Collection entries
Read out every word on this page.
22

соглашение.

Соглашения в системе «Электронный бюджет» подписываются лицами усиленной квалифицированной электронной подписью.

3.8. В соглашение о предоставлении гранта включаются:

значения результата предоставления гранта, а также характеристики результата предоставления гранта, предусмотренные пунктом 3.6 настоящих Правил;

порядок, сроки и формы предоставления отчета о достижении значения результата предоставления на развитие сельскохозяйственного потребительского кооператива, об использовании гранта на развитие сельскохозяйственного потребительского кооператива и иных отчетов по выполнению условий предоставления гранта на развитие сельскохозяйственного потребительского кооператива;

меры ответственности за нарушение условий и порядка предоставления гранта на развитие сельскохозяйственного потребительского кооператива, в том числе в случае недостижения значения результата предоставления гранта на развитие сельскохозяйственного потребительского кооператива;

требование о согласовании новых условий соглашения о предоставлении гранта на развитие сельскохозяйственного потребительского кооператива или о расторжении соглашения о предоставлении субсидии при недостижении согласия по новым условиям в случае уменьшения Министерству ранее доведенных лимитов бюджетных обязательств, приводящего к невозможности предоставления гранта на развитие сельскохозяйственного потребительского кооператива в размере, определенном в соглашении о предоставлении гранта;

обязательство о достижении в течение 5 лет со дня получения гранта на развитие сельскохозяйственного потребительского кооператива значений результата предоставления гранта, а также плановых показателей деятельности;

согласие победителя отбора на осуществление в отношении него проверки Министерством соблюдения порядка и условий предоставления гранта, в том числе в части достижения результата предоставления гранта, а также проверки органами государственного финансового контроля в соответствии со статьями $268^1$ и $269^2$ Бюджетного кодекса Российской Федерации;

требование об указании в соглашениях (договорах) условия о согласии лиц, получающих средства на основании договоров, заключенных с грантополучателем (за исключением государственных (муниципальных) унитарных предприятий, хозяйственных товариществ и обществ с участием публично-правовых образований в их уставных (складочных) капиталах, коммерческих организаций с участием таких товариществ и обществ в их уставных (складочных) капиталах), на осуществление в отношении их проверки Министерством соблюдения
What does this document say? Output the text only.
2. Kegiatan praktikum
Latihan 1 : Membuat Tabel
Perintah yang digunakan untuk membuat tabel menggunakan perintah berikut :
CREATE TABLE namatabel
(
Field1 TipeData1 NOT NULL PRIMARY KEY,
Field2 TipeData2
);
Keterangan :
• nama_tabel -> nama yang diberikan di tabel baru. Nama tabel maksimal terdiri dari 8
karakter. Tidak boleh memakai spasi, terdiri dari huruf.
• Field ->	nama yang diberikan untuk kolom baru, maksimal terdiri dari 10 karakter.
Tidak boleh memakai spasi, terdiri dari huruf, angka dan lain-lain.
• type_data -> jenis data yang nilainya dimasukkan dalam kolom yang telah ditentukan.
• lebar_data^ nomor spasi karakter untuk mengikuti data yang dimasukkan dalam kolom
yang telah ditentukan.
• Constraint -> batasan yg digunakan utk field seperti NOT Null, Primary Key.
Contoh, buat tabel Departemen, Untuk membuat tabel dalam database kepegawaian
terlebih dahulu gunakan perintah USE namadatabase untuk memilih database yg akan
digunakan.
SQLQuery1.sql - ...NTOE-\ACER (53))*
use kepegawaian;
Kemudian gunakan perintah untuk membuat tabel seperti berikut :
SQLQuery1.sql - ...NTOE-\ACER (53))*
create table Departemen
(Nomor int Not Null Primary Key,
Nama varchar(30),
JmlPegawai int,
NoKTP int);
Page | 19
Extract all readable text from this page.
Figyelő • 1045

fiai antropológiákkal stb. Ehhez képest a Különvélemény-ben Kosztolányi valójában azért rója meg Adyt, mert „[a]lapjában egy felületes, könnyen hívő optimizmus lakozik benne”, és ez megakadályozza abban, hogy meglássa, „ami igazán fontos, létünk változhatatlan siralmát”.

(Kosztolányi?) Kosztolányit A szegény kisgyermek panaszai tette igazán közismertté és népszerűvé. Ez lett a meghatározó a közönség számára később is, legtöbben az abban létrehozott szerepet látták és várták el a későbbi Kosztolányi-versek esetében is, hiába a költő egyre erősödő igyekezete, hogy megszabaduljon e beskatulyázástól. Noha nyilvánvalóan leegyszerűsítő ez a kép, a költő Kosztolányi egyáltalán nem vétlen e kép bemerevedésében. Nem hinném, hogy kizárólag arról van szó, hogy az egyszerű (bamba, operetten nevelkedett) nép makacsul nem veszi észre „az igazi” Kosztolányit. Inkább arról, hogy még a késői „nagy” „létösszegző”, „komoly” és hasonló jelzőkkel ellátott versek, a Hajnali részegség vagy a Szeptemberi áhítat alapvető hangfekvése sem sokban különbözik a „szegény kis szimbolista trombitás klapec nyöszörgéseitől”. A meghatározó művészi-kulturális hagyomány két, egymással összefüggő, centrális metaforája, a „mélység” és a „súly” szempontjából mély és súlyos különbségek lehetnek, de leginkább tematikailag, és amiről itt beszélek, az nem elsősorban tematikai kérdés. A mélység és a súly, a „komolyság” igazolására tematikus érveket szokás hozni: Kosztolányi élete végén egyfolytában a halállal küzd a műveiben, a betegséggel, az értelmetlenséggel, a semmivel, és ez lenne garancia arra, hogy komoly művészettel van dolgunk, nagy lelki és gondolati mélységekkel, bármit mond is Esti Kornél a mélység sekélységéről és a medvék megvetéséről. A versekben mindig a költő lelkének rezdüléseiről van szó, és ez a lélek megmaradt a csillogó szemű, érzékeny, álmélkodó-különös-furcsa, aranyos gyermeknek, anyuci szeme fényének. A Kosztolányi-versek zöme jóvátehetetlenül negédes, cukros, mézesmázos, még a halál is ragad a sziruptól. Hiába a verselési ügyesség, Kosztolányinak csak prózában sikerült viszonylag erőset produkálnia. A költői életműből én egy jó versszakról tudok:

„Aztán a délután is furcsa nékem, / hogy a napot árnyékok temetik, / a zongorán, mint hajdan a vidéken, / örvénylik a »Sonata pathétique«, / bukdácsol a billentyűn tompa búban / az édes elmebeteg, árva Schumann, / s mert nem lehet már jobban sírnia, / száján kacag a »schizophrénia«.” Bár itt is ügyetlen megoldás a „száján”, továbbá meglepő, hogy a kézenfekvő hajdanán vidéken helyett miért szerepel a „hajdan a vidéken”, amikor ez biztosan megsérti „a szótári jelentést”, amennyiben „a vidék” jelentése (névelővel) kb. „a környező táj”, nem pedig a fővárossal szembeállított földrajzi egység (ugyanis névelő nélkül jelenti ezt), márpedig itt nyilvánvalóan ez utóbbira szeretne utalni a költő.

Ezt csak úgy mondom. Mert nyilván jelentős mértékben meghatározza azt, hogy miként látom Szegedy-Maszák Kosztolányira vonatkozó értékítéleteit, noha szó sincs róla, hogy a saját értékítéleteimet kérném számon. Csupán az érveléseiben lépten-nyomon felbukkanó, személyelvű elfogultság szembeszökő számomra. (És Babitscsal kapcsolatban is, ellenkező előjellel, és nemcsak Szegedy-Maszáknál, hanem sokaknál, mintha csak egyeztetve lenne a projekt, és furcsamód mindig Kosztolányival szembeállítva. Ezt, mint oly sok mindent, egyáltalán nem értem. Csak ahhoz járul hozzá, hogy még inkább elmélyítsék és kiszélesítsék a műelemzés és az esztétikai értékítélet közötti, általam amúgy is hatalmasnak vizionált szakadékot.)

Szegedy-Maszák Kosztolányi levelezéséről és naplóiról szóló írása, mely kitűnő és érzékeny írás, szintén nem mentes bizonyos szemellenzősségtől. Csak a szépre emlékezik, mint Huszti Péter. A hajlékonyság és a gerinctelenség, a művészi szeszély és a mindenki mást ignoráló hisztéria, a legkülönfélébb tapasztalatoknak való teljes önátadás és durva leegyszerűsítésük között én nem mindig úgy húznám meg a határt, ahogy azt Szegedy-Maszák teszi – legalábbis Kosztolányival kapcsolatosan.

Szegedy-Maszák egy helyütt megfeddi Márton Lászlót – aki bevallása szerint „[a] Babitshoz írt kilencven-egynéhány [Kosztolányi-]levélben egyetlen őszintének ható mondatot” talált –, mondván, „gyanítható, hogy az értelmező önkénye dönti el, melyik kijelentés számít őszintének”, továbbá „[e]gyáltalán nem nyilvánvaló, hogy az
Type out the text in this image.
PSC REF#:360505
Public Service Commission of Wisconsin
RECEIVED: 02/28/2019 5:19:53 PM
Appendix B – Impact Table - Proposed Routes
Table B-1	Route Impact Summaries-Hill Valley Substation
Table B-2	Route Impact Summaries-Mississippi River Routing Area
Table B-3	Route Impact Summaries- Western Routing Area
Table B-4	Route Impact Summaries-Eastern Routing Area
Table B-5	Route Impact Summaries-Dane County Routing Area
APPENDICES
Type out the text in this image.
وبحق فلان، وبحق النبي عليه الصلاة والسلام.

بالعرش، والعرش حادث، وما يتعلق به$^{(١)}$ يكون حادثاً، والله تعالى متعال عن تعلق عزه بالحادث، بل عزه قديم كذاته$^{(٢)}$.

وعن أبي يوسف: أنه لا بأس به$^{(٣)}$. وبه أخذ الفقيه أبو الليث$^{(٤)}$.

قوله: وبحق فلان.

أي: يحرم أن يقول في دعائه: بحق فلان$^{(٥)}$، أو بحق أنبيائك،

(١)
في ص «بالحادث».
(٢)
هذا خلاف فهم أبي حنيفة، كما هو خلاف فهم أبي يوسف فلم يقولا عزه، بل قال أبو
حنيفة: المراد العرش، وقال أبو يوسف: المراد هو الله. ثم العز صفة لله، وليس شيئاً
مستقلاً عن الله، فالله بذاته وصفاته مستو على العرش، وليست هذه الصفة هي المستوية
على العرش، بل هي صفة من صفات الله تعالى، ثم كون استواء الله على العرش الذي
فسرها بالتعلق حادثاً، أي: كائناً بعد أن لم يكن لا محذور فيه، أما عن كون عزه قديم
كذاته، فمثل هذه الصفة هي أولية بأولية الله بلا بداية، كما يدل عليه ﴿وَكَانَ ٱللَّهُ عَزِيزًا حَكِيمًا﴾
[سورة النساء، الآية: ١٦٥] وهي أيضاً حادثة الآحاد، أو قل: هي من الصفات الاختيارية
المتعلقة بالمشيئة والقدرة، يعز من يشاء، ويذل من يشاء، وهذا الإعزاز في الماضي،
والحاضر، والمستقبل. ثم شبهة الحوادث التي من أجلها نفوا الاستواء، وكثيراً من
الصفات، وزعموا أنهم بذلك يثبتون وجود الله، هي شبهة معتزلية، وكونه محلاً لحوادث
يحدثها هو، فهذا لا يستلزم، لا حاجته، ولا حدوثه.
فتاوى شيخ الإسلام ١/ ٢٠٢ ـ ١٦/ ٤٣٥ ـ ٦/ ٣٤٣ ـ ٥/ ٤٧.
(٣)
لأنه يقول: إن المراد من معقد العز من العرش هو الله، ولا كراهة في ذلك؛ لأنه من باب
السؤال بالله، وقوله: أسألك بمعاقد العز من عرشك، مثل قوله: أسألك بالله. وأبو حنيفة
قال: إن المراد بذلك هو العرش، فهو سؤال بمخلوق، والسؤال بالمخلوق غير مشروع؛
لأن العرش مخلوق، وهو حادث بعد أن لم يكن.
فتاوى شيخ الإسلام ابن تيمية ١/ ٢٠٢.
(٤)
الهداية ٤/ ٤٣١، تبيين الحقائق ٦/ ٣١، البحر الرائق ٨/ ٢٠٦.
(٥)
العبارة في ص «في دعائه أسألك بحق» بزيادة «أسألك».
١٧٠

- _The problem_:
Using the listing above, gather each line that holds the string "результата" and copy it.

- _Expected answer_:
значения результата предоставления гранта, а также характеристики результата предоставления гранта, предусмотренные пунктом 3.6 настоящих Правил;
порядок, сроки и формы предоставления отчета о достижении значения результата предоставления на развитие сельскохозяйственного потребительского кооператива, об использовании гранта на развитие сельскохозяйственного потребительского кооператива и иных отчетов по выполнению условий предоставления гранта на развитие сельскохозяйственного потребительского кооператива;
меры ответственности за нарушение условий и порядка предоставления гранта на развитие сельскохозяйственного потребительского кооператива, в том числе в случае недостижения значения результата предоставления гранта на развитие сельскохозяйственного потребительского кооператива;
обязательство о достижении в течение 5 лет со дня получения гранта на развитие сельскохозяйственного потребительского кооператива значений результата предоставления гранта, а также плановых показателей деятельности;
согласие победителя отбора на осуществление в отношении него проверки Министерством соблюдения порядка и условий предоставления гранта, в том числе в части достижения результата предоставления гранта, а также проверки органами государственного финансового контроля в соответствии со статьями $268^1$ и $269^2$ Бюджетного кодекса Российской Федерации;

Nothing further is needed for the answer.